What to work on:
A. Write out the part of the regular polygon area derivation from "Each triangle is" up to and including "approaches 0 is 1.".
B. Continue the derivation of a regular polygon's area from where it stops.
* Begin Excerpt provided *
Step 1: To produce a formula.
Lets say each had a perimeter of X. X>0. Therefore each side is X/n, n>2 n is an integer

(A) and (B) can be proven by inscribing each REGULAR polygon inside a circle

(A) Each side subtends an angle of 2pi/n at the centre, forming an isosceles triangle
(B) Producing perpendiculars at each side bisects each side, producing sides of X/(2n) and a centre angle of (pi/n)

Using trig. to find the perpendicular gives h=cot(pi/n)*X/2n

Each triangle is therefore has an area of X^2/4n^2*cot(pi/n)

There are n triangles: A = (X^2/4n)*cot(pi/n) is the area (*)

Step 2: Consider the limiting case

The limit of y/tan(y) as y approaches 0 is 1.
* End Excerpt provided *
* Begin Data extract *
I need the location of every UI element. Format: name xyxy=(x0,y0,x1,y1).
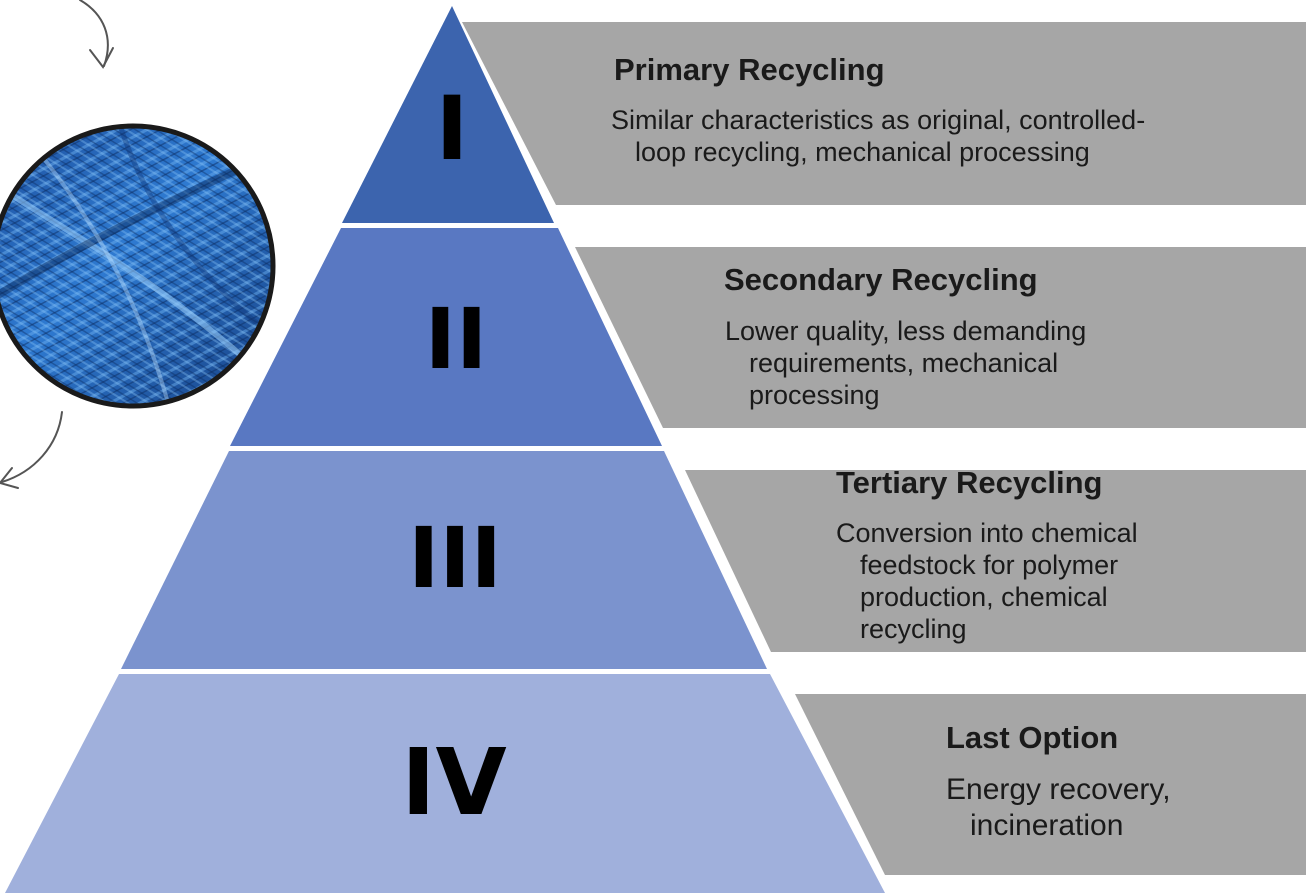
* End Data extract *
Answers to the exercise:
A.
Each triangle is therefore has an area of X^2/4n^2*cot(pi/n)

There are n triangles: A = (X^2/4n)*cot(pi/n) is the area (*)

Step 2: Consider the limiting case

The limit of y/tan(y) as y approaches 0 is 1.

B.
Let y be pi/n
cot(pi/n) *pi/n as pi/n approaches 0 is 1.

Therefore as n approaches infinity: cot(pi/n)*1/n equals 1/pi

Side Note: From (*)
Let n approach infinity (the limiting case, i.e. a circle) gives X^2/4pi (by substituting 2pi * r you get the formula)

Differentiate (*) to get
X^2/4n^3 * cosec^2(pi/n) - X^2/2n^3 * cot(pi/n)

X^2/4n^3 * (D+1)^2 where D is cot(pi/n)

which is positive for n>2.
Since the area is positive for n=3, and the dA/dn is positive, as n increases, so does A. So therefore when n is a max, A is a max. Therefore at n --> infinity, A approaches a maximum. (X^2/4pi)
etc.

Therefore circle has the largest area if PERIMETER is constant for all regular polygon.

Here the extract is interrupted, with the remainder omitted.